→ The task
Repeat every line of the material, character for character.

╔══

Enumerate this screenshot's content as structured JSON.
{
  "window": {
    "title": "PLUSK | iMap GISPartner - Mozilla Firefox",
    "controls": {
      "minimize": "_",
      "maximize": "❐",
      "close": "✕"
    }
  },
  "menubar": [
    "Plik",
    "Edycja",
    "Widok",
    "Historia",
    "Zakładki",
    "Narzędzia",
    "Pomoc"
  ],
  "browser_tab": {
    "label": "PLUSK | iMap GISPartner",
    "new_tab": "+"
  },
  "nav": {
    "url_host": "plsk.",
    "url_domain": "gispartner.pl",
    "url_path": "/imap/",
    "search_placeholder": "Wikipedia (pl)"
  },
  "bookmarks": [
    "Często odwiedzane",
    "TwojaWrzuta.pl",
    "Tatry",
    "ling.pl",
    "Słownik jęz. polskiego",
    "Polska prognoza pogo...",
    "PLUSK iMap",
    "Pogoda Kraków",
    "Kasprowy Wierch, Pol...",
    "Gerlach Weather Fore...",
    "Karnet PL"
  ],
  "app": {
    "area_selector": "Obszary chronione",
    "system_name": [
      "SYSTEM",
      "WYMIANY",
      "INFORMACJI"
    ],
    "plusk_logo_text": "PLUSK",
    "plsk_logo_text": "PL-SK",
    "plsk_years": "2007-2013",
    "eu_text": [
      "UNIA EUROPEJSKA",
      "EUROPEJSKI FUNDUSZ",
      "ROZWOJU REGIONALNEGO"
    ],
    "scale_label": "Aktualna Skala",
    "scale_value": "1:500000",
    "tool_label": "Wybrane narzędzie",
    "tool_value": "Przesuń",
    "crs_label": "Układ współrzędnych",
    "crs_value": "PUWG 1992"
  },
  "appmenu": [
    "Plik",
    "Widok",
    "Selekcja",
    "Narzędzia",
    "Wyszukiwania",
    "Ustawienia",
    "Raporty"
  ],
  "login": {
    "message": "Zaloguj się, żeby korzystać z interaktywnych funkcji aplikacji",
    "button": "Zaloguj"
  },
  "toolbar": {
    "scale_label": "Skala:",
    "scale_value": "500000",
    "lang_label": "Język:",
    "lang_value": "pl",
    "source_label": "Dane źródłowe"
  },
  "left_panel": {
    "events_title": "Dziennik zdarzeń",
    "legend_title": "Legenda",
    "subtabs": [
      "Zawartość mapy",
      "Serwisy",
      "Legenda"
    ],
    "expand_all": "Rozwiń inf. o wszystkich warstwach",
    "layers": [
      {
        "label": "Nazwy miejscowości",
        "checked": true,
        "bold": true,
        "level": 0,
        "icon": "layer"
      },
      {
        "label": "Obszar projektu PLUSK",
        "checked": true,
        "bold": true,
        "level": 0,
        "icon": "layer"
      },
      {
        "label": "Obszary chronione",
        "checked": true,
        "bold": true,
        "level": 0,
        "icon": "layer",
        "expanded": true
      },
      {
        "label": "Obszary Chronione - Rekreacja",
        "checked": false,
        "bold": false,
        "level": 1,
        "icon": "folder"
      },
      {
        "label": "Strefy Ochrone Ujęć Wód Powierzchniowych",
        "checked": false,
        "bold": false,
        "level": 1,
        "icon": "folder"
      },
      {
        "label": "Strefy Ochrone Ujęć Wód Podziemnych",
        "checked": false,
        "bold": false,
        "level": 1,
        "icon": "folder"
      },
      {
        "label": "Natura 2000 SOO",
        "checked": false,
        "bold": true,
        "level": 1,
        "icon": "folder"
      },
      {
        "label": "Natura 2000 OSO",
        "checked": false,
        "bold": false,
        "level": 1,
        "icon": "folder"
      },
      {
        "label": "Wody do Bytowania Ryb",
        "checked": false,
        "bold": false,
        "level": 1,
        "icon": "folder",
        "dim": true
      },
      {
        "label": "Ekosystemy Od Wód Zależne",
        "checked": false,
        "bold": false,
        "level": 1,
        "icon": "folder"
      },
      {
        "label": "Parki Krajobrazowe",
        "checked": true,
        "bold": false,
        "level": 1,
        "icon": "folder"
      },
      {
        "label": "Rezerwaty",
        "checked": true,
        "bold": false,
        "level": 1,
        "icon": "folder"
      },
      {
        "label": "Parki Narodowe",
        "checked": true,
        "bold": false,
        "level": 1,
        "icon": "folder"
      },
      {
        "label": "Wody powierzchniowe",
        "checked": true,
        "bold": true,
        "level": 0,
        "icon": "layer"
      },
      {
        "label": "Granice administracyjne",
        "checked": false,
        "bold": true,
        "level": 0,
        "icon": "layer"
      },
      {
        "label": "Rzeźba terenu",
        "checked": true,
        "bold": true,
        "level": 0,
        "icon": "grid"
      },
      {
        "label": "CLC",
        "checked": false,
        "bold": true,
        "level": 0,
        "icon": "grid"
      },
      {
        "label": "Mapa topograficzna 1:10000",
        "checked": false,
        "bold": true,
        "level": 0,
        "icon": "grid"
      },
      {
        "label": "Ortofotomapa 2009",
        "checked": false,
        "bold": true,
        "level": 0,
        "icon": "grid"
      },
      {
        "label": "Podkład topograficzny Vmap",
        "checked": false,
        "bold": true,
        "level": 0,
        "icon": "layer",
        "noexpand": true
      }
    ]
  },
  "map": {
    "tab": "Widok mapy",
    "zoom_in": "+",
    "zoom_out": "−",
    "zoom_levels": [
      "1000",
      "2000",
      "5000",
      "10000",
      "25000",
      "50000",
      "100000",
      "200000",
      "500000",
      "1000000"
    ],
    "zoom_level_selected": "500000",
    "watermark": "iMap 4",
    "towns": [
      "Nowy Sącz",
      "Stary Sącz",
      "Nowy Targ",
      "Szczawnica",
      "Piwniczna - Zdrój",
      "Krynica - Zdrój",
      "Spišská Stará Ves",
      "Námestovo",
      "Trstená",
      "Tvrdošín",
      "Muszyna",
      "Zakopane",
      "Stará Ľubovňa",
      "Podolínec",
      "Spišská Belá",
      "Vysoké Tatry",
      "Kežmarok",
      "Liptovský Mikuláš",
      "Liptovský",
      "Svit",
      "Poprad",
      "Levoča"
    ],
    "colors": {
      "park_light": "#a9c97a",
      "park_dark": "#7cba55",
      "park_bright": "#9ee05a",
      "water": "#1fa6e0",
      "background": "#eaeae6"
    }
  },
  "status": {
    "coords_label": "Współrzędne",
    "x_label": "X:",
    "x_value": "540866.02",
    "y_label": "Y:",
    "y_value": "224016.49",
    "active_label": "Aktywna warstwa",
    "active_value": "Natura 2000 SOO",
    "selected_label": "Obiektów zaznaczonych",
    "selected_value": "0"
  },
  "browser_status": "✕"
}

╚══

→ Solution to the exercise
Enumerate this screenshot's content as structured JSON.
{
  "window": {
    "title": "PLUSK | iMap GISPartner - Mozilla Firefox",
    "controls": {
      "minimize": "_",
      "maximize": "❐",
      "close": "✕"
    }
  },
  "menubar": [
    "Plik",
    "Edycja",
    "Widok",
    "Historia",
    "Zakładki",
    "Narzędzia",
    "Pomoc"
  ],
  "browser_tab": {
    "label": "PLUSK | iMap GISPartner",
    "new_tab": "+"
  },
  "nav": {
    "url_host": "plsk.",
    "url_domain": "gispartner.pl",
    "url_path": "/imap/",
    "search_placeholder": "Wikipedia (pl)"
  },
  "bookmarks": [
    "Często odwiedzane",
    "TwojaWrzuta.pl",
    "Tatry",
    "ling.pl",
    "Słownik jęz. polskiego",
    "Polska prognoza pogo...",
    "PLUSK iMap",
    "Pogoda Kraków",
    "Kasprowy Wierch, Pol...",
    "Gerlach Weather Fore...",
    "Karnet PL"
  ],
  "app": {
    "area_selector": "Obszary chronione",
    "system_name": [
      "SYSTEM",
      "WYMIANY",
      "INFORMACJI"
    ],
    "plusk_logo_text": "PLUSK",
    "plsk_logo_text": "PL-SK",
    "plsk_years": "2007-2013",
    "eu_text": [
      "UNIA EUROPEJSKA",
      "EUROPEJSKI FUNDUSZ",
      "ROZWOJU REGIONALNEGO"
    ],
    "scale_label": "Aktualna Skala",
    "scale_value": "1:500000",
    "tool_label": "Wybrane narzędzie",
    "tool_value": "Przesuń",
    "crs_label": "Układ współrzędnych",
    "crs_value": "PUWG 1992"
  },
  "appmenu": [
    "Plik",
    "Widok",
    "Selekcja",
    "Narzędzia",
    "Wyszukiwania",
    "Ustawienia",
    "Raporty"
  ],
  "login": {
    "message": "Zaloguj się, żeby korzystać z interaktywnych funkcji aplikacji",
    "button": "Zaloguj"
  },
  "toolbar": {
    "scale_label": "Skala:",
    "scale_value": "500000",
    "lang_label": "Język:",
    "lang_value": "pl",
    "source_label": "Dane źródłowe"
  },
  "left_panel": {
    "events_title": "Dziennik zdarzeń",
    "legend_title": "Legenda",
    "subtabs": [
      "Zawartość mapy",
      "Serwisy",
      "Legenda"
    ],
    "expand_all": "Rozwiń inf. o wszystkich warstwach",
    "layers": [
      {
        "label": "Nazwy miejscowości",
        "checked": true,
        "bold": true,
        "level": 0,
        "icon": "layer"
      },
      {
        "label": "Obszar projektu PLUSK",
        "checked": true,
        "bold": true,
        "level": 0,
        "icon": "layer"
      },
      {
        "label": "Obszary chronione",
        "checked": true,
        "bold": true,
        "level": 0,
        "icon": "layer",
        "expanded": true
      },
      {
        "label": "Obszary Chronione - Rekreacja",
        "checked": false,
        "bold": false,
        "level": 1,
        "icon": "folder"
      },
      {
        "label": "Strefy Ochrone Ujęć Wód Powierzchniowych",
        "checked": false,
        "bold": false,
        "level": 1,
        "icon": "folder"
      },
      {
        "label": "Strefy Ochrone Ujęć Wód Podziemnych",
        "checked": false,
        "bold": false,
        "level": 1,
        "icon": "folder"
      },
      {
        "label": "Natura 2000 SOO",
        "checked": false,
        "bold": true,
        "level": 1,
        "icon": "folder"
      },
      {
        "label": "Natura 2000 OSO",
        "checked": false,
        "bold": false,
        "level": 1,
        "icon": "folder"
      },
      {
        "label": "Wody do Bytowania Ryb",
        "checked": false,
        "bold": false,
        "level": 1,
        "icon": "folder",
        "dim": true
      },
      {
        "label": "Ekosystemy Od Wód Zależne",
        "checked": false,
        "bold": false,
        "level": 1,
        "icon": "folder"
      },
      {
        "label": "Parki Krajobrazowe",
        "checked": true,
        "bold": false,
        "level": 1,
        "icon": "folder"
      },
      {
        "label": "Rezerwaty",
        "checked": true,
        "bold": false,
        "level": 1,
        "icon": "folder"
      },
      {
        "label": "Parki Narodowe",
        "checked": true,
        "bold": false,
        "level": 1,
        "icon": "folder"
      },
      {
        "label": "Wody powierzchniowe",
        "checked": true,
        "bold": true,
        "level": 0,
        "icon": "layer"
      },
      {
        "label": "Granice administracyjne",
        "checked": false,
        "bold": true,
        "level": 0,
        "icon": "layer"
      },
      {
        "label": "Rzeźba terenu",
        "checked": true,
        "bold": true,
        "level": 0,
        "icon": "grid"
      },
      {
        "label": "CLC",
        "checked": false,
        "bold": true,
        "level": 0,
        "icon": "grid"
      },
      {
        "label": "Mapa topograficzna 1:10000",
        "checked": false,
        "bold": true,
        "level": 0,
        "icon": "grid"
      },
      {
        "label": "Ortofotomapa 2009",
        "checked": false,
        "bold": true,
        "level": 0,
        "icon": "grid"
      },
      {
        "label": "Podkład topograficzny Vmap",
        "checked": false,
        "bold": true,
        "level": 0,
        "icon": "layer",
        "noexpand": true
      }
    ]
  },
  "map": {
    "tab": "Widok mapy",
    "zoom_in": "+",
    "zoom_out": "−",
    "zoom_levels": [
      "1000",
      "2000",
      "5000",
      "10000",
      "25000",
      "50000",
      "100000",
      "200000",
      "500000",
      "1000000"
    ],
    "zoom_level_selected": "500000",
    "watermark": "iMap 4",
    "towns": [
      "Nowy Sącz",
      "Stary Sącz",
      "Nowy Targ",
      "Szczawnica",
      "Piwniczna - Zdrój",
      "Krynica - Zdrój",
      "Spišská Stará Ves",
      "Námestovo",
      "Trstená",
      "Tvrdošín",
      "Muszyna",
      "Zakopane",
      "Stará Ľubovňa",
      "Podolínec",
      "Spišská Belá",
      "Vysoké Tatry",
      "Kežmarok",
      "Liptovský Mikuláš",
      "Liptovský",
      "Svit",
      "Poprad",
      "Levoča"
    ],
    "colors": {
      "park_light": "#a9c97a",
      "park_dark": "#7cba55",
      "park_bright": "#9ee05a",
      "water": "#1fa6e0",
      "background": "#eaeae6"
    }
  },
  "status": {
    "coords_label": "Współrzędne",
    "x_label": "X:",
    "x_value": "540866.02",
    "y_label": "Y:",
    "y_value": "224016.49",
    "active_label": "Aktywna warstwa",
    "active_value": "Natura 2000 SOO",
    "selected_label": "Obiektów zaznaczonych",
    "selected_value": "0"
  },
  "browser_status": "✕"
}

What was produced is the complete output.